TASK REQUIREMENTS
Copy, from the entries below, each line in which the string "would" appears.

SUPPLIED MATERIAL
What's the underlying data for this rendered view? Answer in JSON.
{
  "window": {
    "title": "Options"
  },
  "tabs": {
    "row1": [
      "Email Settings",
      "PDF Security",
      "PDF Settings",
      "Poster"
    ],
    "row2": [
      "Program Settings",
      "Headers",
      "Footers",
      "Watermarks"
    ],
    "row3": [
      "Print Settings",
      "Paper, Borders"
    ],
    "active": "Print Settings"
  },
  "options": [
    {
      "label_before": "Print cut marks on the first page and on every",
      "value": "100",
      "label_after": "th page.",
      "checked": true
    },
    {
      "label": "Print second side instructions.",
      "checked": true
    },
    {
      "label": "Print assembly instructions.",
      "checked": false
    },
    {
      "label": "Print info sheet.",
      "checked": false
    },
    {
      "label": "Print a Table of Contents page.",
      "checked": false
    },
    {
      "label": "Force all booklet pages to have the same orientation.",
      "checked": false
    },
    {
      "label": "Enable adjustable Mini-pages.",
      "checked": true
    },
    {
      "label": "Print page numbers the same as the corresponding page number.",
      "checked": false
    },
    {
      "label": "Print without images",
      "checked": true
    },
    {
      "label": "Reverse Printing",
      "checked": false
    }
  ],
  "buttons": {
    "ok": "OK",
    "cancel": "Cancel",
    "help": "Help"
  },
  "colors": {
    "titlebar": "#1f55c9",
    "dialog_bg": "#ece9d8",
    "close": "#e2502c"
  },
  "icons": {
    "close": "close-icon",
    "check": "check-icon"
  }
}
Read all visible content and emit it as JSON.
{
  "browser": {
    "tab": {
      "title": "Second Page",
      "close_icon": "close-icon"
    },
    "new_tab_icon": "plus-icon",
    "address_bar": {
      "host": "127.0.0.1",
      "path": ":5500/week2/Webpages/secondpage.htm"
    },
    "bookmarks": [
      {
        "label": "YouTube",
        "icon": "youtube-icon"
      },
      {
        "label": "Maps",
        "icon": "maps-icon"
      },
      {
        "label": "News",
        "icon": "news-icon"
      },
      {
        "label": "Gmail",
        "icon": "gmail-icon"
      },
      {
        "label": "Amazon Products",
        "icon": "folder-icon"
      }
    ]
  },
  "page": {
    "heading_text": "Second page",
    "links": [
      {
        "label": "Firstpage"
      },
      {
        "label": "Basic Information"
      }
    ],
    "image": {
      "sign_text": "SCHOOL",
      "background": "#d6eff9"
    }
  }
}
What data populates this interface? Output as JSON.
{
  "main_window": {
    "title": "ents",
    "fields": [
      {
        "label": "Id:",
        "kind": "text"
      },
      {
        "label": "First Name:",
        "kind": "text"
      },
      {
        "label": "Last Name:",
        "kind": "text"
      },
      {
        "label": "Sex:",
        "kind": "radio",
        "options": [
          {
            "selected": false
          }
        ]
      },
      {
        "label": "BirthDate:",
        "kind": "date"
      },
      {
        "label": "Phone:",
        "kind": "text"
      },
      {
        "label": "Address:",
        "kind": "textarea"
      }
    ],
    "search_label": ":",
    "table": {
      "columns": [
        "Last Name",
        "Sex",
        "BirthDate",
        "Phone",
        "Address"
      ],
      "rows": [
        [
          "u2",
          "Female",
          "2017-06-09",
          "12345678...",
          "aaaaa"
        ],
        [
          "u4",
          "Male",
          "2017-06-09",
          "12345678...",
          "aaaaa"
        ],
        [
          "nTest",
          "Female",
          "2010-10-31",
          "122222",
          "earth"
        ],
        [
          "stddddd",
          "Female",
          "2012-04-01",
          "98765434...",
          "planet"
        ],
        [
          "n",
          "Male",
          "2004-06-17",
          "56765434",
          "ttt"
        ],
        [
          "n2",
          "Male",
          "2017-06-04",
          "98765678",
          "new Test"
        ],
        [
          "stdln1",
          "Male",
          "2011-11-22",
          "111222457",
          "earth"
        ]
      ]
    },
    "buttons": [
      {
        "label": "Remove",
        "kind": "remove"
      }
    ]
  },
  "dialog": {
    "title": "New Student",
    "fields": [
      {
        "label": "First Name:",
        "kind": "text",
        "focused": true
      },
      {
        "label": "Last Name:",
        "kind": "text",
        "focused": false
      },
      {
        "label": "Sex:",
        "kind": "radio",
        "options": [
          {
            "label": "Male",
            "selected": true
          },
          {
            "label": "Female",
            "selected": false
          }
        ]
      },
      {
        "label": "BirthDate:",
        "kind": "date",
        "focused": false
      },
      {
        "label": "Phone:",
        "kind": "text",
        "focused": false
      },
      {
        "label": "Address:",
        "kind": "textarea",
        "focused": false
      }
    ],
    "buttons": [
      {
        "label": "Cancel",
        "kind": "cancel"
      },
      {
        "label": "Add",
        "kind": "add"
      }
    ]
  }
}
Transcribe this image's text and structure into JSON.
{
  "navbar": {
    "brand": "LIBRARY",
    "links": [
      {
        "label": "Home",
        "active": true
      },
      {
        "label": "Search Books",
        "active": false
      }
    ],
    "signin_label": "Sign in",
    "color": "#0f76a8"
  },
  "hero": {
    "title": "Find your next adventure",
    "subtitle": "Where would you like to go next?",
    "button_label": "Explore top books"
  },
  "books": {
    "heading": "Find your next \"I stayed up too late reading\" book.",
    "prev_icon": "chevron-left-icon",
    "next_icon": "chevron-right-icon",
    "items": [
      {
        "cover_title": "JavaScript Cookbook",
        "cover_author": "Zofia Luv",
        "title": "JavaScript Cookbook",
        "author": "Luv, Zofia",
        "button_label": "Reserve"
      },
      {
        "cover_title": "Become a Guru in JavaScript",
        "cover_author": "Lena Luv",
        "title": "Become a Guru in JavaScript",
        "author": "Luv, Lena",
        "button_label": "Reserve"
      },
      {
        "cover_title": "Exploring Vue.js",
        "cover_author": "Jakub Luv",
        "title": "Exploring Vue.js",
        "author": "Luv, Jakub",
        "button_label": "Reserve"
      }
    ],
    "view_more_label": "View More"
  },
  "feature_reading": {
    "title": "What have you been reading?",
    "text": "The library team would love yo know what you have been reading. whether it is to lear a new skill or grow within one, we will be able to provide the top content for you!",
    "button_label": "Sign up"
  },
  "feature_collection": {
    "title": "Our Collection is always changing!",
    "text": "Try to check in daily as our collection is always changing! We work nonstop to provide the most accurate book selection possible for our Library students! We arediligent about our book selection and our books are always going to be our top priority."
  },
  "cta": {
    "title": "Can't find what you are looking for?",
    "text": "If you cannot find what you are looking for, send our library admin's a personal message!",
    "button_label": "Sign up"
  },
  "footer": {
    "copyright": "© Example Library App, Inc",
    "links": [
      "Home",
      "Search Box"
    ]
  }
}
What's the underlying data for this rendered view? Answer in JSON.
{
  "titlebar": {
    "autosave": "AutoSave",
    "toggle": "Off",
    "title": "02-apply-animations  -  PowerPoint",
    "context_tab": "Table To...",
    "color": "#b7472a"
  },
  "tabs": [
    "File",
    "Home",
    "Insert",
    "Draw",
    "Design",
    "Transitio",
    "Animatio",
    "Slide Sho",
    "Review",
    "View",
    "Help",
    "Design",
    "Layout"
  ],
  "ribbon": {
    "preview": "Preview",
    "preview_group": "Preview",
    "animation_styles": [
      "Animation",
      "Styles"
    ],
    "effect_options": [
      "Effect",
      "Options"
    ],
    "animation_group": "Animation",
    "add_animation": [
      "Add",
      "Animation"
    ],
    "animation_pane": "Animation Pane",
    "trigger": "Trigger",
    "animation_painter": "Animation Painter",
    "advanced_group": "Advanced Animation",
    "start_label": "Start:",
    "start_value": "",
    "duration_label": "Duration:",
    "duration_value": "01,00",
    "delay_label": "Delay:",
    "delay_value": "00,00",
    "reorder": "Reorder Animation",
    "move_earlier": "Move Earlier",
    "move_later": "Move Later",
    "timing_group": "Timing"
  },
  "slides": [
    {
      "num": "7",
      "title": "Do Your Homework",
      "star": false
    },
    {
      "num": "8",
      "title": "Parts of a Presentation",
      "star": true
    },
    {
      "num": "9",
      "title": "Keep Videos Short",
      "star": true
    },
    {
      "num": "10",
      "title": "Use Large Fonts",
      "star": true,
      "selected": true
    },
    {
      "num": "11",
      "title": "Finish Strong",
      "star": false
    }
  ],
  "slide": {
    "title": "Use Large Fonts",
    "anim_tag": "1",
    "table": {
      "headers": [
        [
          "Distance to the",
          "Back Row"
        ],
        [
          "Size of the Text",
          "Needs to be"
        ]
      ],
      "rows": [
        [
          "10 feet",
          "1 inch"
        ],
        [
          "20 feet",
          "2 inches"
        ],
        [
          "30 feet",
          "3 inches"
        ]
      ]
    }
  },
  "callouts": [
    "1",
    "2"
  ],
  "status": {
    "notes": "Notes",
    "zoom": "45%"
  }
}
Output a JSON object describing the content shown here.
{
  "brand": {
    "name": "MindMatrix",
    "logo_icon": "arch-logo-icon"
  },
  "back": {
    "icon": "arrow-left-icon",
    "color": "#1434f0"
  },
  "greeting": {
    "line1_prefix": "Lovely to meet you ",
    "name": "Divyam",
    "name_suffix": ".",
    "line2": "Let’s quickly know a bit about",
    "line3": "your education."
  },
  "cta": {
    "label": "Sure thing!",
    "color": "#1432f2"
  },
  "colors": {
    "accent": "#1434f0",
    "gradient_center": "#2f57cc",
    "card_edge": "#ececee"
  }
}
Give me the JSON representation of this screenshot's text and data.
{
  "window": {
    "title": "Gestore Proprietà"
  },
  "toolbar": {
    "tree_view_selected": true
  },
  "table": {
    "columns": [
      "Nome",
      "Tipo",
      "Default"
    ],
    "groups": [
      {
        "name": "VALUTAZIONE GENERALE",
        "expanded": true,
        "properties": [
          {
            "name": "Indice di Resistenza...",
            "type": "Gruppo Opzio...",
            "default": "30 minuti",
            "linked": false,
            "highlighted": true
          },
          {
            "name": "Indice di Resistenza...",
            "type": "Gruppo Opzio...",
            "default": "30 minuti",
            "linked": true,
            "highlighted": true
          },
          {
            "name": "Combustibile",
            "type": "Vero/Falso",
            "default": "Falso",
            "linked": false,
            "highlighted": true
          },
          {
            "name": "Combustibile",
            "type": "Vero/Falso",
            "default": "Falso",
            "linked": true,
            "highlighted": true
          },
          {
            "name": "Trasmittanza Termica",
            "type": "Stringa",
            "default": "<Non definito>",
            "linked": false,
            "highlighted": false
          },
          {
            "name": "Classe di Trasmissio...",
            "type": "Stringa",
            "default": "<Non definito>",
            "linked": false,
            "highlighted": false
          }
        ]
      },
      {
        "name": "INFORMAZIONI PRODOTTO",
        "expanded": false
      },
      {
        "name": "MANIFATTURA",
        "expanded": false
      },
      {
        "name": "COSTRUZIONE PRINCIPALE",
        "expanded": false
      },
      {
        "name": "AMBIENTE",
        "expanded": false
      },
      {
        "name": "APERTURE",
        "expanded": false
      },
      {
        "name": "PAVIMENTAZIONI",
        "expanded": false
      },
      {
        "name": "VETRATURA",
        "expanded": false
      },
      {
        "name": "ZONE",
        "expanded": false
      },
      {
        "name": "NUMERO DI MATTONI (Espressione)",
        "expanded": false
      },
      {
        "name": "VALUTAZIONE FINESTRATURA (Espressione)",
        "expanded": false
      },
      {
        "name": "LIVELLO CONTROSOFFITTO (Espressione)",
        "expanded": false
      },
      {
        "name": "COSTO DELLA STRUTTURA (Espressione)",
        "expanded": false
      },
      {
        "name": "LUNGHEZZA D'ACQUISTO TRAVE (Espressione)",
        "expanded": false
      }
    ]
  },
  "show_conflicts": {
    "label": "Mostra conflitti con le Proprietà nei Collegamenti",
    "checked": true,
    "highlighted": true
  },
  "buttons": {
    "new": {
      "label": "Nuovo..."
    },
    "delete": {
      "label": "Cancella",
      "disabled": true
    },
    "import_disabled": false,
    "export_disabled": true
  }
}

PROBLEM SOLUTION
    "subtitle": "Where would you like to go next?",
    "text": "The library team would love yo know what you have been reading. whether it is to lear a new skill or grow within one, we will be able to provide the top content for you!",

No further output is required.